***** DATOS PROPORCIONADOS

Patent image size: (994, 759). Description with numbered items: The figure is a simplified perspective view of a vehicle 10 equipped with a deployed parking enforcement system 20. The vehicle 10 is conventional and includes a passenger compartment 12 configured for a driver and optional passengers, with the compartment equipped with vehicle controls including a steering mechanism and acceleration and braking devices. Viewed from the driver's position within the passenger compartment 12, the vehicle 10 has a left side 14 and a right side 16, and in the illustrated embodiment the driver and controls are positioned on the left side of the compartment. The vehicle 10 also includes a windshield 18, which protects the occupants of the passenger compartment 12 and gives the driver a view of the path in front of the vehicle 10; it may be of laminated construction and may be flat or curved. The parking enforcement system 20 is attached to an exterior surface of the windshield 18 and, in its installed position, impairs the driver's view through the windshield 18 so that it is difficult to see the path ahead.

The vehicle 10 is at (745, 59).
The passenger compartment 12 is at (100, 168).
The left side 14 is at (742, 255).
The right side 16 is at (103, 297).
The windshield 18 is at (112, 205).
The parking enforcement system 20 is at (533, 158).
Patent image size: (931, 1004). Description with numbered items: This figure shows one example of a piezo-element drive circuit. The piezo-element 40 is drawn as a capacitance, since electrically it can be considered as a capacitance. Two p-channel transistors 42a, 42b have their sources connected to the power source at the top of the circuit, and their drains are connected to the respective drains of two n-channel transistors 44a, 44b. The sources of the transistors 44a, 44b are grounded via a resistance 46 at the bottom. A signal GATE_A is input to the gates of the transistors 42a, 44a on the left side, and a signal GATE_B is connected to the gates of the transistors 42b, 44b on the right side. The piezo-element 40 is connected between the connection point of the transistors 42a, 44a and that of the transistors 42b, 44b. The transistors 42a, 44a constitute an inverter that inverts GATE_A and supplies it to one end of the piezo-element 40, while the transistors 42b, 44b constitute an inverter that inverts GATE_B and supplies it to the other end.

**********

ENUNCIADO DEL EJERCICIO. Convierte, por favor, todas las líneas de los registros en una tabla Markdown con dos columnas: «N.º» para el número de fila y «Línea» para el texto. Omite las líneas en blanco.

RESULTADO OBTENIDO.
| N.º | Línea |
|---|---|
| 1 | Patent image size: (994, 759). Description with numbered items: The figure is a simplified perspective view of a vehicle 10 equipped with a deployed parking enforcement system 20. The vehicle 10 is conventional and includes a passenger compartment 12 configured for a driver and optional passengers, with the compartment equipped with vehicle controls including a steering mechanism and acceleration and braking devices. Viewed from the driver's position within the passenger compartment 12, the vehicle 10 has a left side 14 and a right side 16, and in the illustrated embodiment the driver and controls are positioned on the left side of the compartment. The vehicle 10 also includes a windshield 18, which protects the occupants of the passenger compartment 12 and gives the driver a view of the path in front of the vehicle 10; it may be of laminated construction and may be flat or curved. The parking enforcement system 20 is attached to an exterior surface of the windshield 18 and, in its installed position, impairs the driver's view through the windshield 18 so that it is difficult to see the path ahead. |
| 2 | The vehicle 10 is at (745, 59). |
| 3 | The passenger compartment 12 is at (100, 168). |
| 4 | The left side 14 is at (742, 255). |
| 5 | The right side 16 is at (103, 297). |
| 6 | The windshield 18 is at (112, 205). |
| 7 | The parking enforcement system 20 is at (533, 158). |
| 8 | Patent image size: (931, 1004). Description with numbered items: This figure shows one example of a piezo-element drive circuit. The piezo-element 40 is drawn as a capacitance, since electrically it can be considered as a capacitance. Two p-channel transistors 42a, 42b have their sources connected to the power source at the top of the circuit, and their drains are connected to the respective drains of two n-channel transistors 44a, 44b. The sources of the transistors 44a, 44b are grounded via a resistance 46 at the bottom. A signal GATE_A is input to the gates of the transistors 42a, 44a on the left side, and a signal GATE_B is connected to the gates of the transistors 42b, 44b on the right side. The piezo-element 40 is connected between the connection point of the transistors 42a, 44a and that of the transistors 42b, 44b. The transistors 42a, 44a constitute an inverter that inverts GATE_A and supplies it to one end of the piezo-element 40, while the transistors 42b, 44b constitute an inverter that inverts GATE_B and supplies it to the other end. |